PROBLEM DETAILS. Please write the listing below out again exactly, leaving every picture behind.
>> Start EXERCISE INPUT
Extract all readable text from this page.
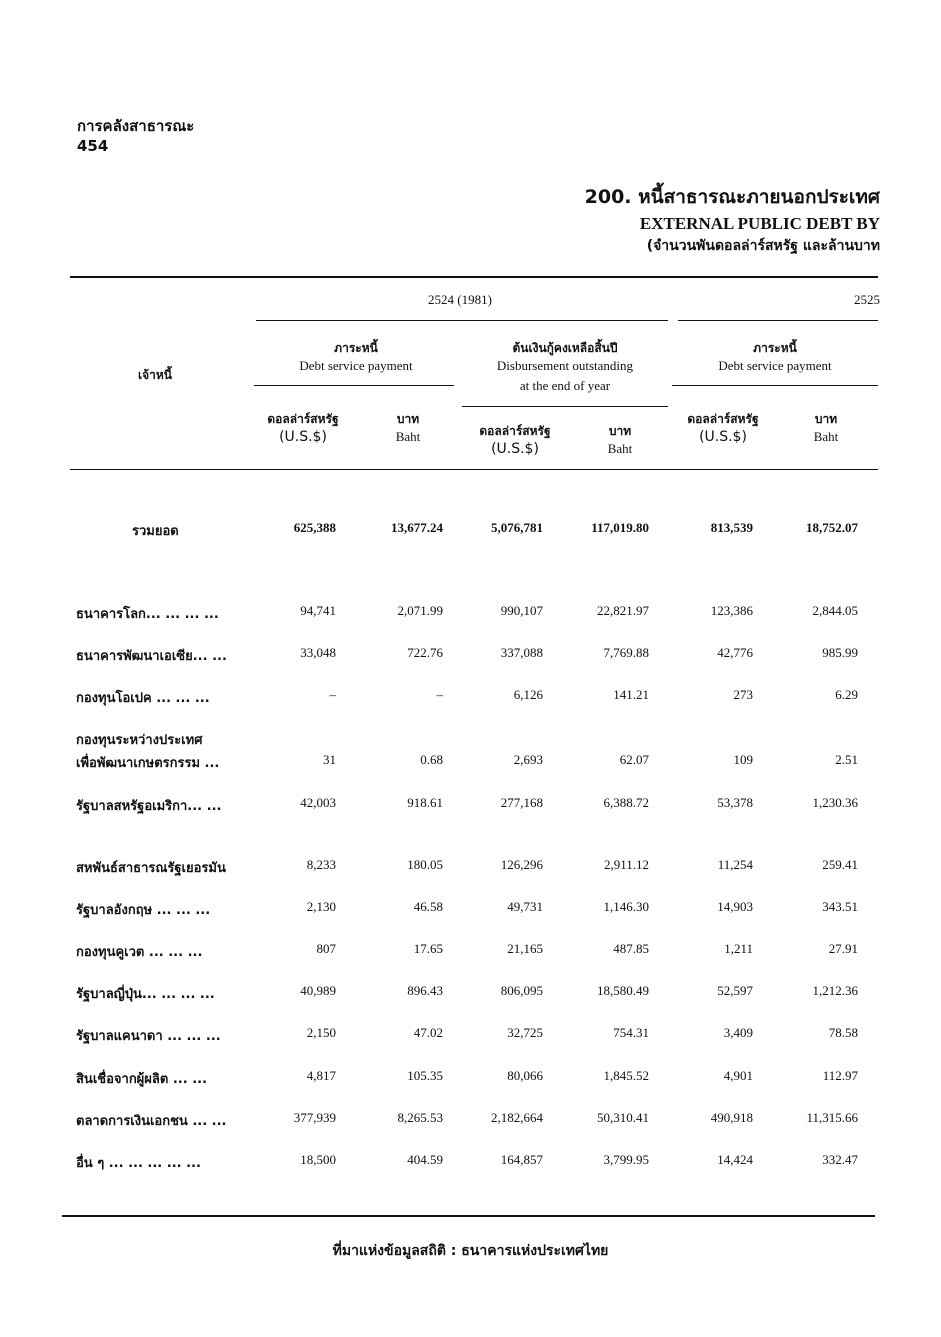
การคลังสาธารณะ
454
200. หนี้สาธารณะภายนอกประเทศ
EXTERNAL PUBLIC DEBT BY
(จำนวนพันดอลล่าร์สหรัฐ และล้านบาท
เจ้าหนี้
2524 (1981)	2525
ภาระหนี้
Debt service payment
ต้นเงินกู้คงเหลือสิ้นปี
Disbursement outstanding
at the end of year
ภาระหนี้
Debt service payment
ดอลล่าร์สหรัฐ
(U.S.$)
บาท
Baht	ดอลล่าร์สหรัฐ
(U.S.$)
บาท
Baht
ดอลล่าร์สหรัฐ
(U.S.$)
บาท
Baht
รวมยอด	625,388	13,677.24	5,076,781	117,019.80	813,539	18,752.07
ธนาคารโลก... ... ... ...	94,741	2,071.99	990,107	22,821.97	123,386	2,844.05
ธนาคารพัฒนาเอเซีย... ...	33,048	722.76	337,088	7,769.88	42,776	985.99
กองทุนโอเปค ... ... ...	–	–	6,126	141.21	273	6.29
กองทุนระหว่างประเทศ
เพื่อพัฒนาเกษตรกรรม ...	31	0.68	2,693	62.07	109	2.51
รัฐบาลสหรัฐอเมริกา... ...	42,003	918.61	277,168	6,388.72	53,378	1,230.36
สหพันธ์สาธารณรัฐเยอรมัน	8,233	180.05	126,296	2,911.12	11,254	259.41
รัฐบาลอังกฤษ ... ... ...	2,130	46.58	49,731	1,146.30	14,903	343.51
กองทุนคูเวต ... ... ...	807	17.65	21,165	487.85	1,211	27.91
รัฐบาลญี่ปุ่น... ... ... ...	40,989	896.43	806,095	18,580.49	52,597	1,212.36
รัฐบาลแคนาดา ... ... ...	2,150	47.02	32,725	754.31	3,409	78.58
สินเชื่อจากผู้ผลิต ... ...	4,817	105.35	80,066	1,845.52	4,901	112.97
ตลาดการเงินเอกชน ... ...	377,939	8,265.53	2,182,664	50,310.41	490,918	11,315.66
อื่น ๆ ... ... ... ... ...	18,500	404.59	164,857	3,799.95	14,424	332.47
ที่มาแห่งข้อมูลสถิติ : ธนาคารแห่งประเทศไทย
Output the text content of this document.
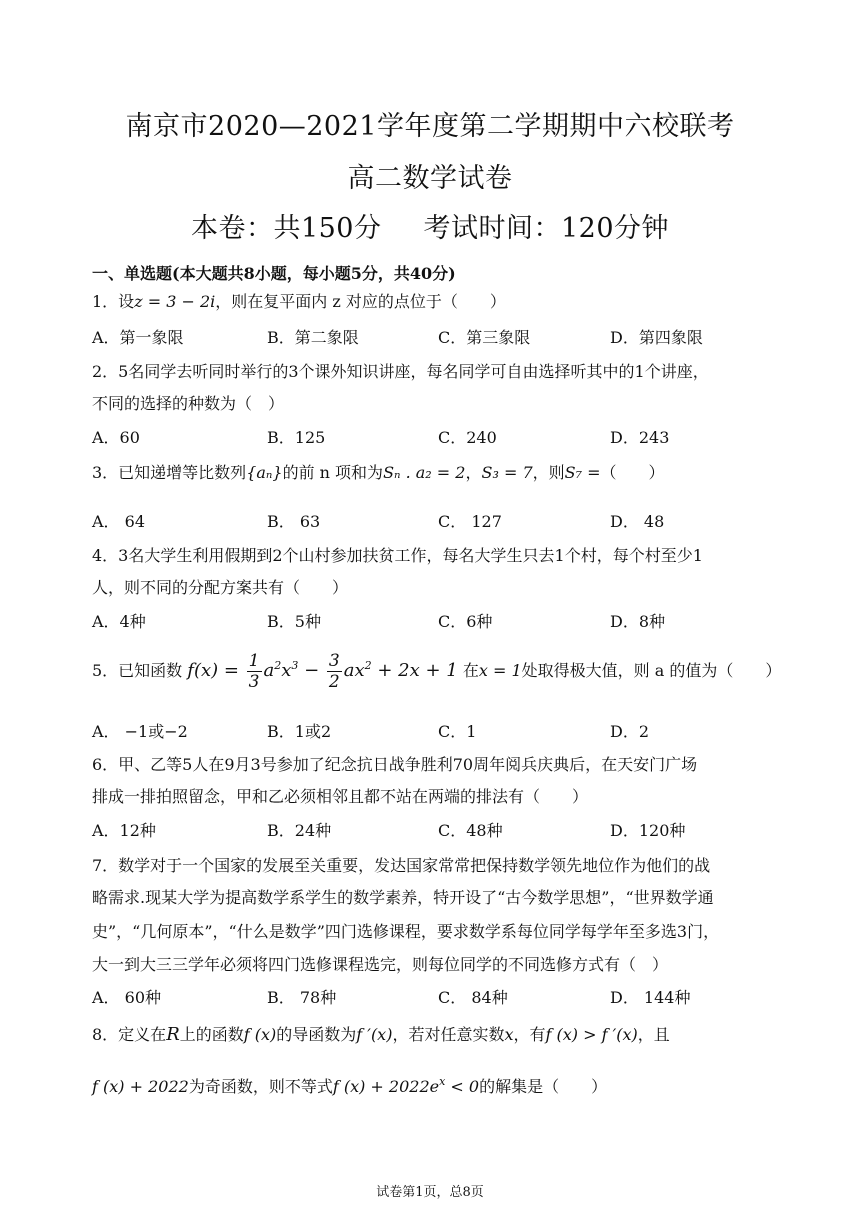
南京市2020—2021学年度第二学期期中六校联考
高二数学试卷
本卷：共150分 考试时间：120分钟
一、单选题(本大题共8小题，每小题5分，共40分)
1．设z = 3 − 2i，则在复平面内 z 对应的点位于（　　）
A．第一象限	B．第二象限	C．第三象限	D．第四象限
2．5名同学去听同时举行的3个课外知识讲座，每名同学可自由选择听其中的1个讲座，
不同的选择的种数为（　）
A．60	B．125	C．240	D．243
3．已知递增等比数列{aₙ}的前 n 项和为Sₙ . a₂ = 2，S₃ = 7，则S₇ =（　　）
A． 64	B． 63	C． 127	D． 48
4．3名大学生利用假期到2个山村参加扶贫工作，每名大学生只去1个村，每个村至少1
人，则不同的分配方案共有（　　）
A．4种	B．5种	C．6种	D．8种
5．已知函数 $f(x) = \frac{1}{3} a^2x^3 - \frac{3}{2} ax^2 + 2x + 1$ 在x = 1处取得极大值，则 a 的值为（　　）
A． −1或−2	B．1或2	C．1	D．2
6．甲、乙等5人在9月3号参加了纪念抗日战争胜利70周年阅兵庆典后，在天安门广场
排成一排拍照留念，甲和乙必须相邻且都不站在两端的排法有（　　）
A．12种	B．24种	C．48种	D．120种
7．数学对于一个国家的发展至关重要，发达国家常常把保持数学领先地位作为他们的战
略需求.现某大学为提高数学系学生的数学素养，特开设了“古今数学思想”，“世界数学通
史”，“几何原本”，“什么是数学”四门选修课程，要求数学系每位同学每学年至多选3门，
大一到大三三学年必须将四门选修课程选完，则每位同学的不同选修方式有（　）
A． 60种	B． 78种	C． 84种	D． 144种
8．定义在R上的函数f (x)的导函数为f ′(x)，若对任意实数x，有f (x) > f ′(x)，且
f (x) + 2022为奇函数，则不等式f $(x) + 2022e^x < 0$的解集是（　　）
试卷第1页，总8页
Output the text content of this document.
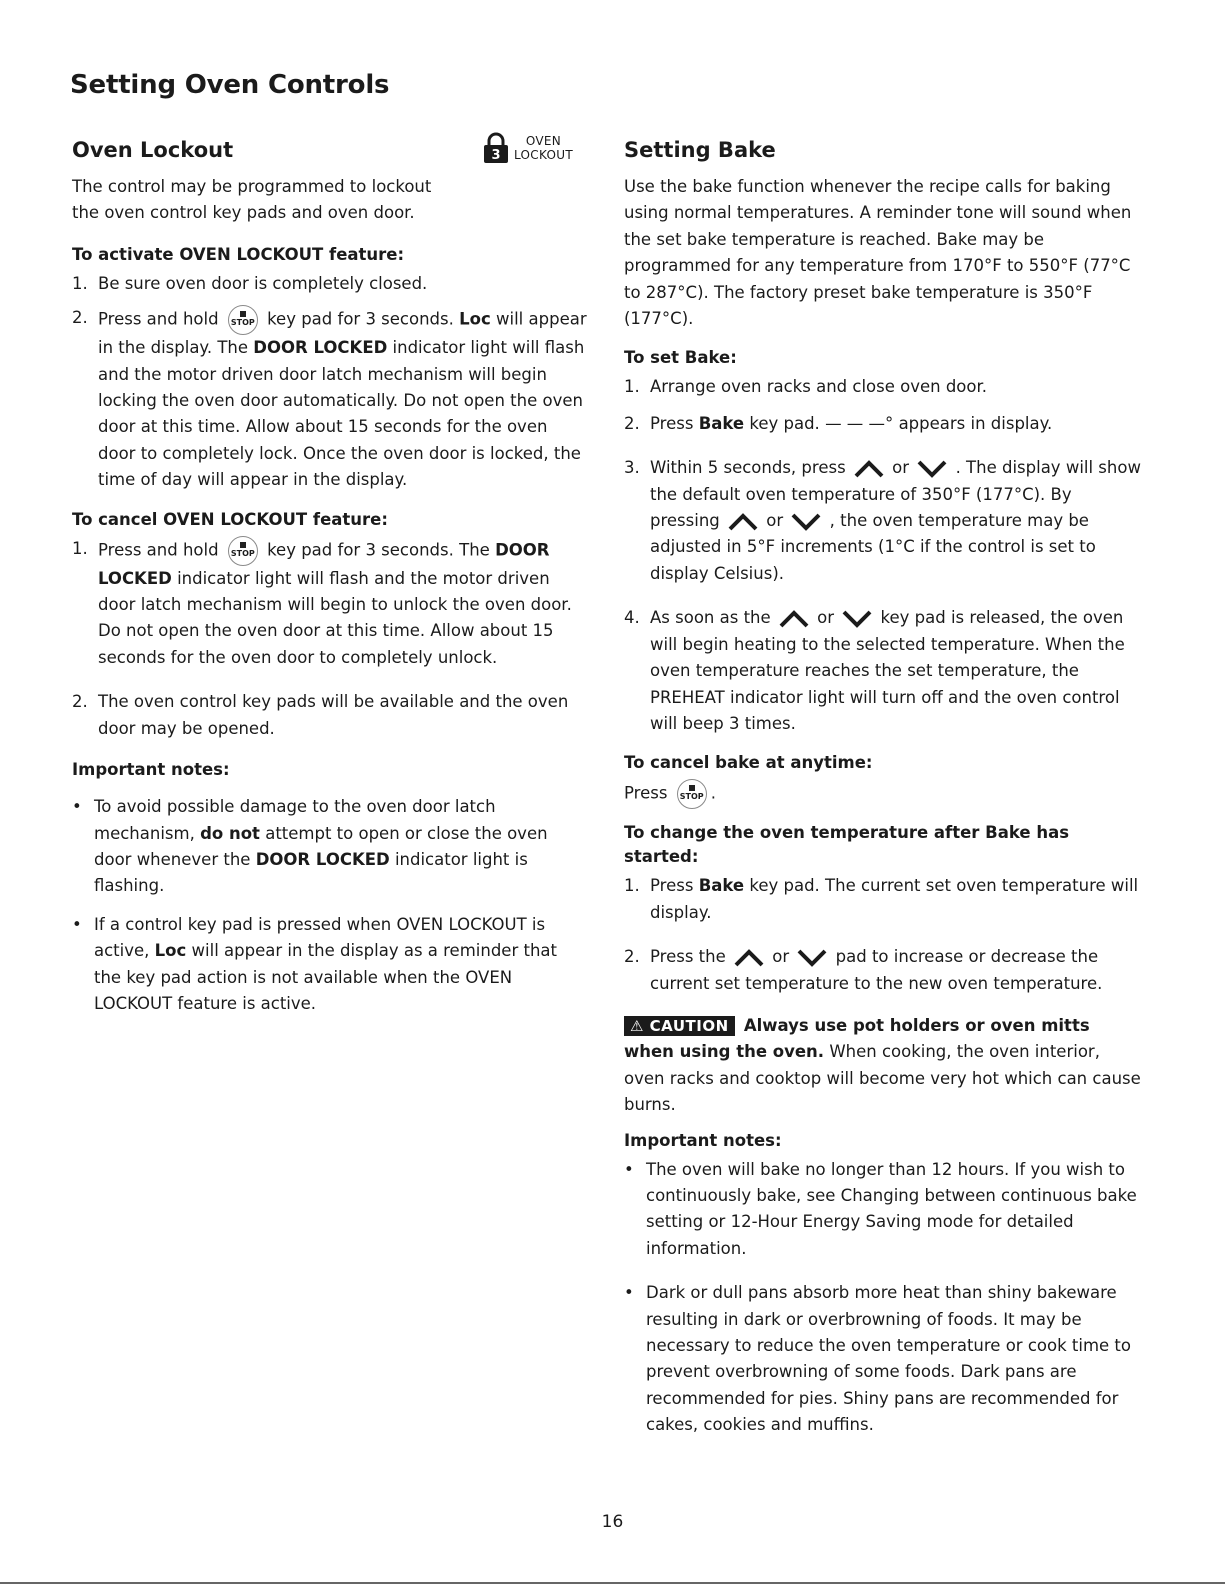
Setting Oven Controls
3
OVEN
LOCKOUT
Oven Lockout

The control may be programmed to lockout the oven control key pads and oven door.

To activate OVEN LOCKOUT feature:
1. Be sure oven door is completely closed.
2. Press and hold STOP key pad for 3 seconds. Loc will appear in the display. The DOOR LOCKED indicator light will flash and the motor driven door latch mechanism will begin locking the oven door automatically. Do not open the oven door at this time. Allow about 15 seconds for the oven door to completely lock. Once the oven door is locked, the time of day will appear in the display.
To cancel OVEN LOCKOUT feature:
1. Press and hold STOP key pad for 3 seconds. The DOOR LOCKED indicator light will flash and the motor driven door latch mechanism will begin to unlock the oven door. Do not open the oven door at this time. Allow about 15 seconds for the oven door to completely unlock.
2. The oven control key pads will be available and the oven door may be opened.
Important notes:
• To avoid possible damage to the oven door latch mechanism, do not attempt to open or close the oven door whenever the DOOR LOCKED indicator light is flashing.
• If a control key pad is pressed when OVEN LOCKOUT is active, Loc will appear in the display as a reminder that the key pad action is not available when the OVEN LOCKOUT feature is active.
Setting Bake

Use the bake function whenever the recipe calls for baking using normal temperatures. A reminder tone will sound when the set bake temperature is reached. Bake may be programmed for any temperature from 170°F to 550°F (77°C to 287°C). The factory preset bake temperature is 350°F (177°C).

To set Bake:
1. Arrange oven racks and close oven door.
2. Press Bake key pad. — — —° appears in display.
3. Within 5 seconds, press	or	. The display will show the default oven temperature of 350°F (177°C). By pressing	or	, the oven temperature may be adjusted in 5°F increments (1°C if the control is set to display Celsius).
4. As soon as the	or	key pad is released, the oven will begin heating to the selected temperature. When the oven temperature reaches the set temperature, the PREHEAT indicator light will turn off and the oven control will beep 3 times.
To cancel bake at anytime:

Press STOP .

To change the oven temperature after Bake has started:
1. Press Bake key pad. The current set oven temperature will display.
2. Press the	or	pad to increase or decrease the current set temperature to the new oven temperature.

⚠ CAUTION Always use pot holders or oven mitts when using the oven. When cooking, the oven interior, oven racks and cooktop will become very hot which can cause burns.

Important notes:
• The oven will bake no longer than 12 hours. If you wish to continuously bake, see Changing between continuous bake setting or 12-Hour Energy Saving mode for detailed information.
• Dark or dull pans absorb more heat than shiny bakeware resulting in dark or overbrowning of foods. It may be necessary to reduce the oven temperature or cook time to prevent overbrowning of some foods. Dark pans are recommended for pies. Shiny pans are recommended for cakes, cookies and muffins.
16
>> End EXERCISE INPUT
COMPLETED EXERCISE.
Extract all readable text from this page.
การคลังสาธารณะ
454
200. หนี้สาธารณะภายนอกประเทศ
EXTERNAL PUBLIC DEBT BY
(จำนวนพันดอลล่าร์สหรัฐ และล้านบาท
เจ้าหนี้
2524 (1981)	2525
ภาระหนี้
Debt service payment
ต้นเงินกู้คงเหลือสิ้นปี
Disbursement outstanding
at the end of year
ภาระหนี้
Debt service payment
ดอลล่าร์สหรัฐ
(U.S.$)
บาท
Baht	ดอลล่าร์สหรัฐ
(U.S.$)
บาท
Baht
ดอลล่าร์สหรัฐ
(U.S.$)
บาท
Baht
รวมยอด	625,388	13,677.24	5,076,781	117,019.80	813,539	18,752.07
ธนาคารโลก... ... ... ...	94,741	2,071.99	990,107	22,821.97	123,386	2,844.05
ธนาคารพัฒนาเอเซีย... ...	33,048	722.76	337,088	7,769.88	42,776	985.99
กองทุนโอเปค ... ... ...	–	–	6,126	141.21	273	6.29
กองทุนระหว่างประเทศ
เพื่อพัฒนาเกษตรกรรม ...	31	0.68	2,693	62.07	109	2.51
รัฐบาลสหรัฐอเมริกา... ...	42,003	918.61	277,168	6,388.72	53,378	1,230.36
สหพันธ์สาธารณรัฐเยอรมัน	8,233	180.05	126,296	2,911.12	11,254	259.41
รัฐบาลอังกฤษ ... ... ...	2,130	46.58	49,731	1,146.30	14,903	343.51
กองทุนคูเวต ... ... ...	807	17.65	21,165	487.85	1,211	27.91
รัฐบาลญี่ปุ่น... ... ... ...	40,989	896.43	806,095	18,580.49	52,597	1,212.36
รัฐบาลแคนาดา ... ... ...	2,150	47.02	32,725	754.31	3,409	78.58
สินเชื่อจากผู้ผลิต ... ...	4,817	105.35	80,066	1,845.52	4,901	112.97
ตลาดการเงินเอกชน ... ...	377,939	8,265.53	2,182,664	50,310.41	490,918	11,315.66
อื่น ๆ ... ... ... ... ...	18,500	404.59	164,857	3,799.95	14,424	332.47
ที่มาแห่งข้อมูลสถิติ : ธนาคารแห่งประเทศไทย
Output the text content of this document.
南京市2020—2021学年度第二学期期中六校联考
高二数学试卷
本卷：共150分 考试时间：120分钟
一、单选题(本大题共8小题，每小题5分，共40分)
1．设z = 3 − 2i，则在复平面内 z 对应的点位于（　　）
A．第一象限	B．第二象限	C．第三象限	D．第四象限
2．5名同学去听同时举行的3个课外知识讲座，每名同学可自由选择听其中的1个讲座，
不同的选择的种数为（　）
A．60	B．125	C．240	D．243
3．已知递增等比数列{aₙ}的前 n 项和为Sₙ . a₂ = 2，S₃ = 7，则S₇ =（　　）
A． 64	B． 63	C． 127	D． 48
4．3名大学生利用假期到2个山村参加扶贫工作，每名大学生只去1个村，每个村至少1
人，则不同的分配方案共有（　　）
A．4种	B．5种	C．6种	D．8种
5．已知函数 $f(x) = \frac{1}{3} a^2x^3 - \frac{3}{2} ax^2 + 2x + 1$ 在x = 1处取得极大值，则 a 的值为（　　）
A． −1或−2	B．1或2	C．1	D．2
6．甲、乙等5人在9月3号参加了纪念抗日战争胜利70周年阅兵庆典后，在天安门广场
排成一排拍照留念，甲和乙必须相邻且都不站在两端的排法有（　　）
A．12种	B．24种	C．48种	D．120种
7．数学对于一个国家的发展至关重要，发达国家常常把保持数学领先地位作为他们的战
略需求.现某大学为提高数学系学生的数学素养，特开设了“古今数学思想”，“世界数学通
史”，“几何原本”，“什么是数学”四门选修课程，要求数学系每位同学每学年至多选3门，
大一到大三三学年必须将四门选修课程选完，则每位同学的不同选修方式有（　）
A． 60种	B． 78种	C． 84种	D． 144种
8．定义在R上的函数f (x)的导函数为f ′(x)，若对任意实数x，有f (x) > f ′(x)，且
f (x) + 2022为奇函数，则不等式f $(x) + 2022e^x < 0$的解集是（　　）
试卷第1页，总8页
Output the text content of this document.
Setting Oven Controls
3
OVEN
LOCKOUT
Oven Lockout

The control may be programmed to lockout the oven control key pads and oven door.

To activate OVEN LOCKOUT feature:
1. Be sure oven door is completely closed.
2. Press and hold STOP key pad for 3 seconds. Loc will appear in the display. The DOOR LOCKED indicator light will flash and the motor driven door latch mechanism will begin locking the oven door automatically. Do not open the oven door at this time. Allow about 15 seconds for the oven door to completely lock. Once the oven door is locked, the time of day will appear in the display.
To cancel OVEN LOCKOUT feature:
1. Press and hold STOP key pad for 3 seconds. The DOOR LOCKED indicator light will flash and the motor driven door latch mechanism will begin to unlock the oven door. Do not open the oven door at this time. Allow about 15 seconds for the oven door to completely unlock.
2. The oven control key pads will be available and the oven door may be opened.
Important notes:
• To avoid possible damage to the oven door latch mechanism, do not attempt to open or close the oven door whenever the DOOR LOCKED indicator light is flashing.
• If a control key pad is pressed when OVEN LOCKOUT is active, Loc will appear in the display as a reminder that the key pad action is not available when the OVEN LOCKOUT feature is active.
Setting Bake

Use the bake function whenever the recipe calls for baking using normal temperatures. A reminder tone will sound when the set bake temperature is reached. Bake may be programmed for any temperature from 170°F to 550°F (77°C to 287°C). The factory preset bake temperature is 350°F (177°C).

To set Bake:
1. Arrange oven racks and close oven door.
2. Press Bake key pad. — — —° appears in display.
3. Within 5 seconds, press	or	. The display will show the default oven temperature of 350°F (177°C). By pressing	or	, the oven temperature may be adjusted in 5°F increments (1°C if the control is set to display Celsius).
4. As soon as the	or	key pad is released, the oven will begin heating to the selected temperature. When the oven temperature reaches the set temperature, the PREHEAT indicator light will turn off and the oven control will beep 3 times.
To cancel bake at anytime:

Press STOP .

To change the oven temperature after Bake has started:
1. Press Bake key pad. The current set oven temperature will display.
2. Press the	or	pad to increase or decrease the current set temperature to the new oven temperature.

⚠ CAUTION Always use pot holders or oven mitts when using the oven. When cooking, the oven interior, oven racks and cooktop will become very hot which can cause burns.

Important notes:
• The oven will bake no longer than 12 hours. If you wish to continuously bake, see Changing between continuous bake setting or 12-Hour Energy Saving mode for detailed information.
• Dark or dull pans absorb more heat than shiny bakeware resulting in dark or overbrowning of foods. It may be necessary to reduce the oven temperature or cook time to prevent overbrowning of some foods. Dark pans are recommended for pies. Shiny pans are recommended for cakes, cookies and muffins.
16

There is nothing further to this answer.